Exercise instructions => Set each entry down verbatim, omitting images.

Data entries =>
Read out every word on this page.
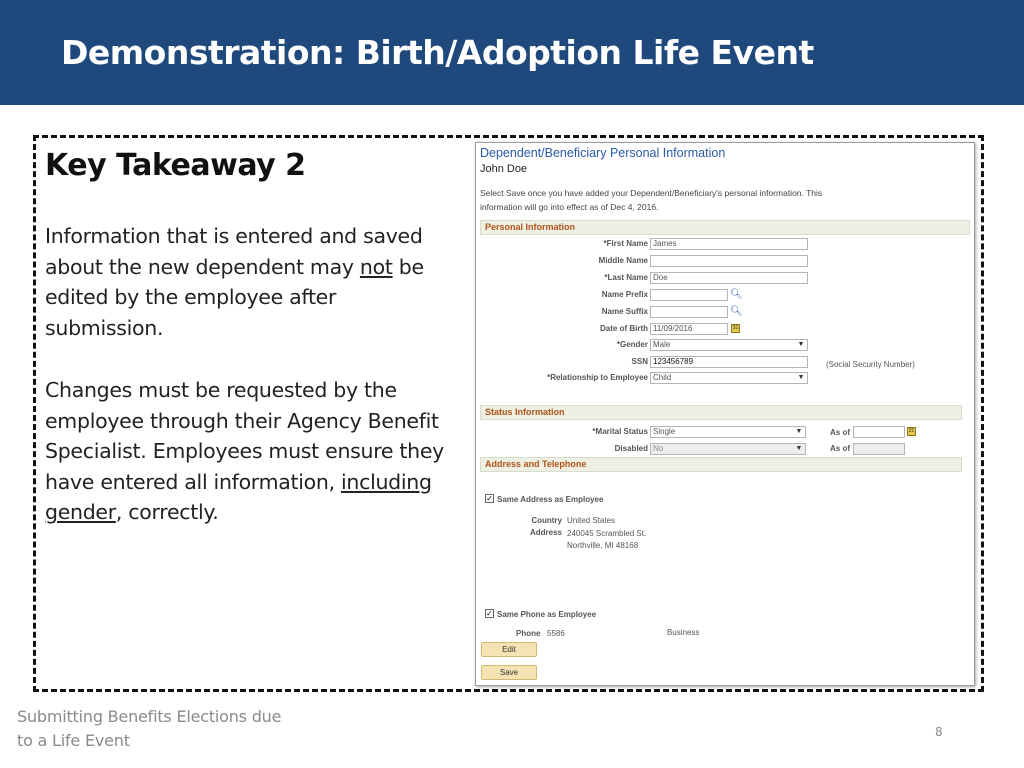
Demonstration: Birth/Adoption Life Event
Key Takeaway 2
Information that is entered and saved about the new dependent may not be edited by the employee after submission.
Changes must be requested by the employee through their Agency Benefit Specialist. Employees must ensure they have entered all information, including gender, correctly.
Dependent/Beneficiary Personal Information
John Doe
Select Save once you have added your Dependent/Beneficiary's personal information. This information will go into effect as of Dec 4, 2016.
Personal Information
*First Name James
Middle Name
*Last Name Doe
Name Prefix	🔍︎
Name Suffix	🔍︎
Date of Birth 11/09/2016	31
*Gender Male	▼
SSN 123456789	(Social Security Number)
*Relationship to Employee Child	▼
Status Information
*Marital Status Single	▼	As of	31
Disabled No	▼	As of
Address and Telephone
✓ Same Address as Employee
Country United States
Address 240045 Scrambled St.
Northville, MI 48168
✓ Same Phone as Employee
Phone 5586	Business
Edit
Save
Submitting Benefits Elections due to a Life Event	8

Solution to the exercise =>
Read out every word on this page.
Demonstration: Birth/Adoption Life Event
Key Takeaway 2
Information that is entered and saved about the new dependent may not be edited by the employee after submission.
Changes must be requested by the employee through their Agency Benefit Specialist. Employees must ensure they have entered all information, including gender, correctly.
Dependent/Beneficiary Personal Information
John Doe
Select Save once you have added your Dependent/Beneficiary's personal information. This information will go into effect as of Dec 4, 2016.
Personal Information
*First Name James
Middle Name
*Last Name Doe
Name Prefix	🔍︎
Name Suffix	🔍︎
Date of Birth 11/09/2016	31
*Gender Male	▼
SSN 123456789	(Social Security Number)
*Relationship to Employee Child	▼
Status Information
*Marital Status Single	▼	As of	31
Disabled No	▼	As of
Address and Telephone
✓ Same Address as Employee
Country United States
Address 240045 Scrambled St.
Northville, MI 48168
✓ Same Phone as Employee
Phone 5586	Business
Edit
Save
Submitting Benefits Elections due to a Life Event	8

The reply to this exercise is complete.